(Collected data entries)

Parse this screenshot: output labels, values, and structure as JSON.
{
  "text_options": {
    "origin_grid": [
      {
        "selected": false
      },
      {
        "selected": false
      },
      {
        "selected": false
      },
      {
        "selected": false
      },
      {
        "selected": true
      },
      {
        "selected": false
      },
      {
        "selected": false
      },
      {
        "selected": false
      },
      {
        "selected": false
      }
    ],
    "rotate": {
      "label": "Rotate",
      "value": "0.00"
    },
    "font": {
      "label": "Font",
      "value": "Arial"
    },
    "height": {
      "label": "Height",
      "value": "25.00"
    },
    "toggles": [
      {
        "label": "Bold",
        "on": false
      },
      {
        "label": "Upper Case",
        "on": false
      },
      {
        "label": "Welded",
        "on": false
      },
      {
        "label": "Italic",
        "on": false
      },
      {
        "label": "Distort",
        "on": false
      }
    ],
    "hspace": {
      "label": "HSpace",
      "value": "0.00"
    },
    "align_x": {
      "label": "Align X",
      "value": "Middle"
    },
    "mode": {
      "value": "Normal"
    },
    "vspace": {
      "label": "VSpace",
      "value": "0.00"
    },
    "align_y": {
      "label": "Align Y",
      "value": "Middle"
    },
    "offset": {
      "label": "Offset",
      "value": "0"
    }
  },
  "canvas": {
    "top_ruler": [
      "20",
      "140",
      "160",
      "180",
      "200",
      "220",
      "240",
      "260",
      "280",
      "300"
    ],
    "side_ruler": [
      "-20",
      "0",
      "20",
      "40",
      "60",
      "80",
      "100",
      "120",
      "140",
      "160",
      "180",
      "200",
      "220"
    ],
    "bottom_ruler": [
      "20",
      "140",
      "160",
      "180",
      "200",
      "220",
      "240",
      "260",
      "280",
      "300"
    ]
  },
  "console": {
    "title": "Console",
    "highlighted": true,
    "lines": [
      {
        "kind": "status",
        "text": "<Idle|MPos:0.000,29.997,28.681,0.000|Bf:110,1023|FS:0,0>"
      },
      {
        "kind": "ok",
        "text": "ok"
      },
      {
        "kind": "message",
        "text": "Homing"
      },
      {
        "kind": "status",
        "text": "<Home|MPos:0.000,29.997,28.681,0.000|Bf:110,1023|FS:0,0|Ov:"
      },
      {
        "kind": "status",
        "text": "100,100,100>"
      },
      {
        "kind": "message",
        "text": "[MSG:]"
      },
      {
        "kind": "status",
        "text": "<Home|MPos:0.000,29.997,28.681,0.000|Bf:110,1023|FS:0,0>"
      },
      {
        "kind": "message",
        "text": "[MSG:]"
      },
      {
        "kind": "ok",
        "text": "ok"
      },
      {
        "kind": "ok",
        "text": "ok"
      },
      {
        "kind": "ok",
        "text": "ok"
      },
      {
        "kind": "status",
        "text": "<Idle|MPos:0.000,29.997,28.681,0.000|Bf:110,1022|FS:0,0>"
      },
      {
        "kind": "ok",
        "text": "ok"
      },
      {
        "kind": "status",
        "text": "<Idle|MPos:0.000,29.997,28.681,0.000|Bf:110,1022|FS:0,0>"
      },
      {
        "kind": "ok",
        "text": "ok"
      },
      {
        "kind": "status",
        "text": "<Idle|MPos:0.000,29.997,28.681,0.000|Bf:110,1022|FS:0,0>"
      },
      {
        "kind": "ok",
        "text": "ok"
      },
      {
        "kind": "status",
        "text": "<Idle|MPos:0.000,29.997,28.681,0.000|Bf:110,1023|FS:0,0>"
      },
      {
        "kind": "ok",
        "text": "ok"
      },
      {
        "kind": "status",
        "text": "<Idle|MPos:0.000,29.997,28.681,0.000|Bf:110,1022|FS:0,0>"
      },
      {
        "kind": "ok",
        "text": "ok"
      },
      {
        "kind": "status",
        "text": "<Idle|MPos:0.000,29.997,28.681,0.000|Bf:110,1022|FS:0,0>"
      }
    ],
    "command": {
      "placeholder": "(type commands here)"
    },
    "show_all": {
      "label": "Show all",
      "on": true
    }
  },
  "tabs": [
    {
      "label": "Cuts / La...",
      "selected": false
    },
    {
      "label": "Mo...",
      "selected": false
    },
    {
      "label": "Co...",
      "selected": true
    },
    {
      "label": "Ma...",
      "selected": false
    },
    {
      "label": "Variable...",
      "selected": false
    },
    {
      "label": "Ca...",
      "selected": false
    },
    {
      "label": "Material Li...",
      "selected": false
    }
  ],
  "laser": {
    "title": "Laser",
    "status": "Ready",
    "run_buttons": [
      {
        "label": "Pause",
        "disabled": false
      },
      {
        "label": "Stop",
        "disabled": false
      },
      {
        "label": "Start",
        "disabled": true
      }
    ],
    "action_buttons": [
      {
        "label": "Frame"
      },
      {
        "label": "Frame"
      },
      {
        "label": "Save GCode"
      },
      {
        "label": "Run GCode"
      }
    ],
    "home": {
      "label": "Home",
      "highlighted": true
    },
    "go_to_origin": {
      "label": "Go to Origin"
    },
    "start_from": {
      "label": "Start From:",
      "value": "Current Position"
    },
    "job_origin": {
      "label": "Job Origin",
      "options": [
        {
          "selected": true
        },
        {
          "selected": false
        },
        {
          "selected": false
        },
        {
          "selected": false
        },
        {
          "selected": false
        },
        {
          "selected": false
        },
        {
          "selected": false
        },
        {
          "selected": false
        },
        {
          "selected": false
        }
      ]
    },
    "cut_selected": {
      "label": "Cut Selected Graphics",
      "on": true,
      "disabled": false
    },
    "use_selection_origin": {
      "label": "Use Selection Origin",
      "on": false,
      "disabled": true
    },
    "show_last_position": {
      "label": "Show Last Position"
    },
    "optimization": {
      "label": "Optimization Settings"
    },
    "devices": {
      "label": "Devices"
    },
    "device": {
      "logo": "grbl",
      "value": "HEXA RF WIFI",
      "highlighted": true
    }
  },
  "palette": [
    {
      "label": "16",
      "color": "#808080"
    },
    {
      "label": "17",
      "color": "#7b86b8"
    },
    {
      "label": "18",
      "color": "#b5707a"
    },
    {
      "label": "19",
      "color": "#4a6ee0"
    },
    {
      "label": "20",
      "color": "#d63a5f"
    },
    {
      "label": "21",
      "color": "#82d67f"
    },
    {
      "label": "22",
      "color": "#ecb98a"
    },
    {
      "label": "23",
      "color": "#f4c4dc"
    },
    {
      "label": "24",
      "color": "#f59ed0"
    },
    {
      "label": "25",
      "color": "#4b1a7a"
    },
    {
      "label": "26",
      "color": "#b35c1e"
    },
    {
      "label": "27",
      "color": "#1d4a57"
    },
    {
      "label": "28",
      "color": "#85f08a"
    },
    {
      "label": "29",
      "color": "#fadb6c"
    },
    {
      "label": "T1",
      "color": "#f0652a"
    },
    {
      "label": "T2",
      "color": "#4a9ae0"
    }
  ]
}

Exercise -> All lines holding the word "true" should be picked out and copied.

Result of this task ->
        "selected": true
    "highlighted": true,
      "on": true
      "selected": true
        "disabled": true
      "highlighted": true
          "selected": true
      "on": true,
      "disabled": true
      "highlighted": true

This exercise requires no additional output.